>> BEGIN GIVEN RECORDS

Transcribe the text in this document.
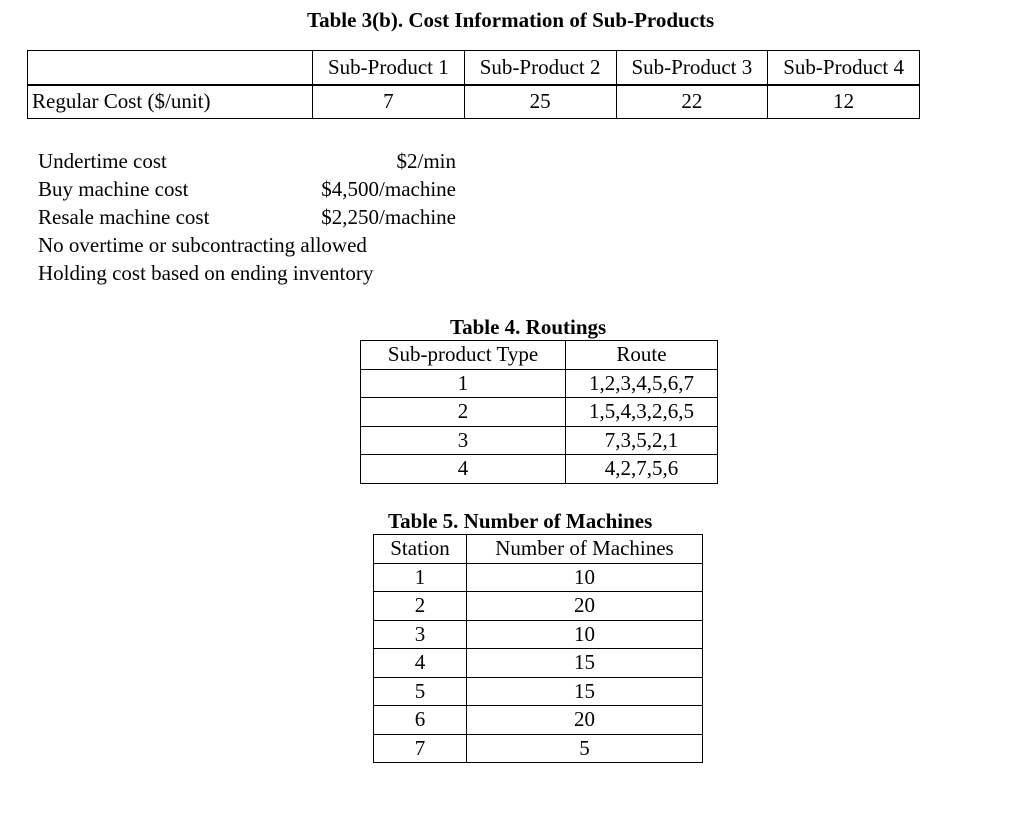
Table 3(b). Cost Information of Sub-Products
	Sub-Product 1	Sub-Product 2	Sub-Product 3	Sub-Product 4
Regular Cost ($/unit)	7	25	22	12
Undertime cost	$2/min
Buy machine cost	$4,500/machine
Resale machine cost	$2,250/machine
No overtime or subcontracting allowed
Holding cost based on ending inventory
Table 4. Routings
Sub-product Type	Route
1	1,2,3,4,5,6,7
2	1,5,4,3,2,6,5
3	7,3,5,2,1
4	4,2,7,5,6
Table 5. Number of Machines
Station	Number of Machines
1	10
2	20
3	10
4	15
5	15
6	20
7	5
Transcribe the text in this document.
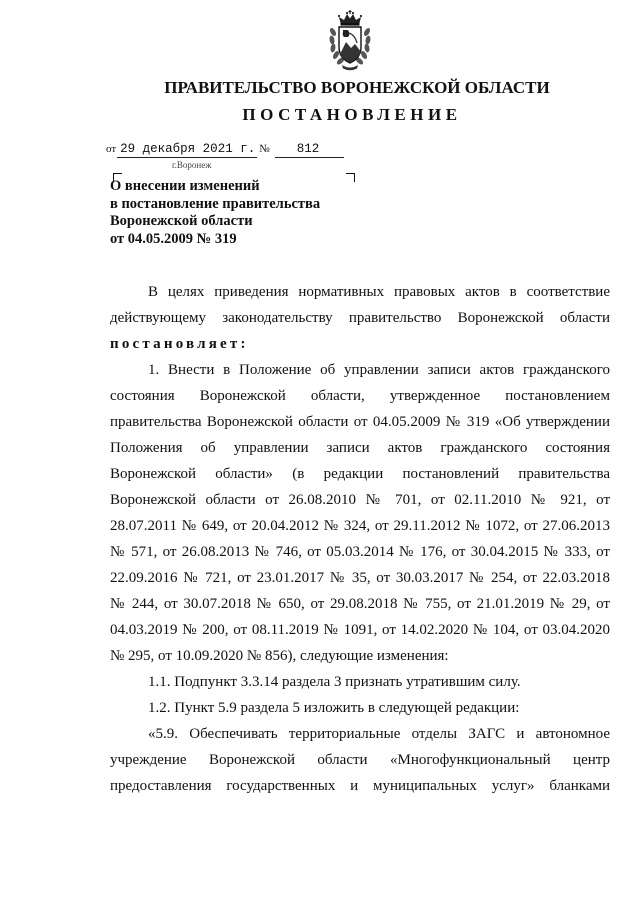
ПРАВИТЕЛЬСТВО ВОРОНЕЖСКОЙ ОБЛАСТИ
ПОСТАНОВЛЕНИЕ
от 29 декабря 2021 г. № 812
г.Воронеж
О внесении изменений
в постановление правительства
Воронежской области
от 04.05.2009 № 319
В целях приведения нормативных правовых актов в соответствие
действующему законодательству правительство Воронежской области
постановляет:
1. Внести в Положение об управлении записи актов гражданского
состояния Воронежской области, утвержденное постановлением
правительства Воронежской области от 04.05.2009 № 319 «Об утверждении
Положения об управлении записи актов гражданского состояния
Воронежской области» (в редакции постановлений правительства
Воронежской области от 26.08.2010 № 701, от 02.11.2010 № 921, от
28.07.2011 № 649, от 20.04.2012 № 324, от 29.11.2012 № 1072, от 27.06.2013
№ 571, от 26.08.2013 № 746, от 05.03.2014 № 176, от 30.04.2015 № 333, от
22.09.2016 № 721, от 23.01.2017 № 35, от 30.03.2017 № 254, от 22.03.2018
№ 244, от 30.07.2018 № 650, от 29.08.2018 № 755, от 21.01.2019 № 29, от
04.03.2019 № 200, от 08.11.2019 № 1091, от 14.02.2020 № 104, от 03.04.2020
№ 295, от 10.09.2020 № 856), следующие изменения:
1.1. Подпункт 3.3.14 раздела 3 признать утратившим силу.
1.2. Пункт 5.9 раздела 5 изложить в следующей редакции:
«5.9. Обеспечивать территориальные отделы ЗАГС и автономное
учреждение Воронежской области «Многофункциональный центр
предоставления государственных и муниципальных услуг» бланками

>> END GIVEN RECORDS

* **TASK DIRECTIONS**: Search the data for "записи". Copy every line that has it.

* **WRITTEN ANSWER**:
1. Внести в Положение об управлении записи актов гражданского
Положения об управлении записи актов гражданского состояния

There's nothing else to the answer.